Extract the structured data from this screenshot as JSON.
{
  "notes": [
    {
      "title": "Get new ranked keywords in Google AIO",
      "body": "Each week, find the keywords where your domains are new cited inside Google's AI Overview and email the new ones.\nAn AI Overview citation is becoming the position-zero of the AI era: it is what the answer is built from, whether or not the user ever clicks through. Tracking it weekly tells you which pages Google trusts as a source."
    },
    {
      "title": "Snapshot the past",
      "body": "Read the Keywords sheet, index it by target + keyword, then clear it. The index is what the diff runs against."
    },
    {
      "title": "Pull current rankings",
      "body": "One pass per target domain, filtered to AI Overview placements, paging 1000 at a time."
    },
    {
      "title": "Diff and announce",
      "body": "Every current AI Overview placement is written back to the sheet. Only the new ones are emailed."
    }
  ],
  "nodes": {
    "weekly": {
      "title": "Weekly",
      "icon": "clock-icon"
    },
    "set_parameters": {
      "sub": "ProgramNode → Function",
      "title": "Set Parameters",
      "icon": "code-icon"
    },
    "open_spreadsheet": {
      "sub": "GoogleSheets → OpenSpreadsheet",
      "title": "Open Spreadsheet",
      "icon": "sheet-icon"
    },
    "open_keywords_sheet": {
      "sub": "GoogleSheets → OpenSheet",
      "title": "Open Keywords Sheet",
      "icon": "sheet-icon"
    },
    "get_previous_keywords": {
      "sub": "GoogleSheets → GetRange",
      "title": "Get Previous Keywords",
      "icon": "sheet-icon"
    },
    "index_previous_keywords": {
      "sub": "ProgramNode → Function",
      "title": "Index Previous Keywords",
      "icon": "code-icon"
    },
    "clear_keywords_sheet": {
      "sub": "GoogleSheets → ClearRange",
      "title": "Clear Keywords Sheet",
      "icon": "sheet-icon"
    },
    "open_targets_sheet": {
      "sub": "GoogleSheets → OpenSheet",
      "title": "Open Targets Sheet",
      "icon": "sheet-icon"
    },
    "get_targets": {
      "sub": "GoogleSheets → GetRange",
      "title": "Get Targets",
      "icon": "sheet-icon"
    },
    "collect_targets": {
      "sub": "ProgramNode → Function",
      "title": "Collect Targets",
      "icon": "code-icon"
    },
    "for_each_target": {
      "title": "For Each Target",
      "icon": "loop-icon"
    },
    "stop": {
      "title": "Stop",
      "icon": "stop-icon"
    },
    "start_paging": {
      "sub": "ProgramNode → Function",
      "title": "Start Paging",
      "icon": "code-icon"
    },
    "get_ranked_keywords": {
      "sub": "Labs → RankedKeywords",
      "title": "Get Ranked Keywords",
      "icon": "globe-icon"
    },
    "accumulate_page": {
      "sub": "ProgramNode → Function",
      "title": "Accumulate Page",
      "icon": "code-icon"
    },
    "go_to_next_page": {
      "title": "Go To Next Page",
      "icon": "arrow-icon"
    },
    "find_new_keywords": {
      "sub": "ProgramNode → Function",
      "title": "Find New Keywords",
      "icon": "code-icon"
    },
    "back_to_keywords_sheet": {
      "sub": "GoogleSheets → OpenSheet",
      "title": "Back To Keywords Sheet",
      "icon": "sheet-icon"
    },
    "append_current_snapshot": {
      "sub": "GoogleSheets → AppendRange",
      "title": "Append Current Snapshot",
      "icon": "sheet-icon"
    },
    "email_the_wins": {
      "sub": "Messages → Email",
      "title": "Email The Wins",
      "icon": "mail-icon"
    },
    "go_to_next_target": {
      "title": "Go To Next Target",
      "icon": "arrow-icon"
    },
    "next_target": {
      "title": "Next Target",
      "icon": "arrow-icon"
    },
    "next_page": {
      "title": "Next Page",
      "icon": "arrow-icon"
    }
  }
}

——————

> [SHORT PROBLEM]: Reproduce each line verbatim.

> [IN RESPONSE]:
Extract the structured data from this screenshot as JSON.
{
  "notes": [
    {
      "title": "Get new ranked keywords in Google AIO",
      "body": "Each week, find the keywords where your domains are new cited inside Google's AI Overview and email the new ones.\nAn AI Overview citation is becoming the position-zero of the AI era: it is what the answer is built from, whether or not the user ever clicks through. Tracking it weekly tells you which pages Google trusts as a source."
    },
    {
      "title": "Snapshot the past",
      "body": "Read the Keywords sheet, index it by target + keyword, then clear it. The index is what the diff runs against."
    },
    {
      "title": "Pull current rankings",
      "body": "One pass per target domain, filtered to AI Overview placements, paging 1000 at a time."
    },
    {
      "title": "Diff and announce",
      "body": "Every current AI Overview placement is written back to the sheet. Only the new ones are emailed."
    }
  ],
  "nodes": {
    "weekly": {
      "title": "Weekly",
      "icon": "clock-icon"
    },
    "set_parameters": {
      "sub": "ProgramNode → Function",
      "title": "Set Parameters",
      "icon": "code-icon"
    },
    "open_spreadsheet": {
      "sub": "GoogleSheets → OpenSpreadsheet",
      "title": "Open Spreadsheet",
      "icon": "sheet-icon"
    },
    "open_keywords_sheet": {
      "sub": "GoogleSheets → OpenSheet",
      "title": "Open Keywords Sheet",
      "icon": "sheet-icon"
    },
    "get_previous_keywords": {
      "sub": "GoogleSheets → GetRange",
      "title": "Get Previous Keywords",
      "icon": "sheet-icon"
    },
    "index_previous_keywords": {
      "sub": "ProgramNode → Function",
      "title": "Index Previous Keywords",
      "icon": "code-icon"
    },
    "clear_keywords_sheet": {
      "sub": "GoogleSheets → ClearRange",
      "title": "Clear Keywords Sheet",
      "icon": "sheet-icon"
    },
    "open_targets_sheet": {
      "sub": "GoogleSheets → OpenSheet",
      "title": "Open Targets Sheet",
      "icon": "sheet-icon"
    },
    "get_targets": {
      "sub": "GoogleSheets → GetRange",
      "title": "Get Targets",
      "icon": "sheet-icon"
    },
    "collect_targets": {
      "sub": "ProgramNode → Function",
      "title": "Collect Targets",
      "icon": "code-icon"
    },
    "for_each_target": {
      "title": "For Each Target",
      "icon": "loop-icon"
    },
    "stop": {
      "title": "Stop",
      "icon": "stop-icon"
    },
    "start_paging": {
      "sub": "ProgramNode → Function",
      "title": "Start Paging",
      "icon": "code-icon"
    },
    "get_ranked_keywords": {
      "sub": "Labs → RankedKeywords",
      "title": "Get Ranked Keywords",
      "icon": "globe-icon"
    },
    "accumulate_page": {
      "sub": "ProgramNode → Function",
      "title": "Accumulate Page",
      "icon": "code-icon"
    },
    "go_to_next_page": {
      "title": "Go To Next Page",
      "icon": "arrow-icon"
    },
    "find_new_keywords": {
      "sub": "ProgramNode → Function",
      "title": "Find New Keywords",
      "icon": "code-icon"
    },
    "back_to_keywords_sheet": {
      "sub": "GoogleSheets → OpenSheet",
      "title": "Back To Keywords Sheet",
      "icon": "sheet-icon"
    },
    "append_current_snapshot": {
      "sub": "GoogleSheets → AppendRange",
      "title": "Append Current Snapshot",
      "icon": "sheet-icon"
    },
    "email_the_wins": {
      "sub": "Messages → Email",
      "title": "Email The Wins",
      "icon": "mail-icon"
    },
    "go_to_next_target": {
      "title": "Go To Next Target",
      "icon": "arrow-icon"
    },
    "next_target": {
      "title": "Next Target",
      "icon": "arrow-icon"
    },
    "next_page": {
      "title": "Next Page",
      "icon": "arrow-icon"
    }
  }
}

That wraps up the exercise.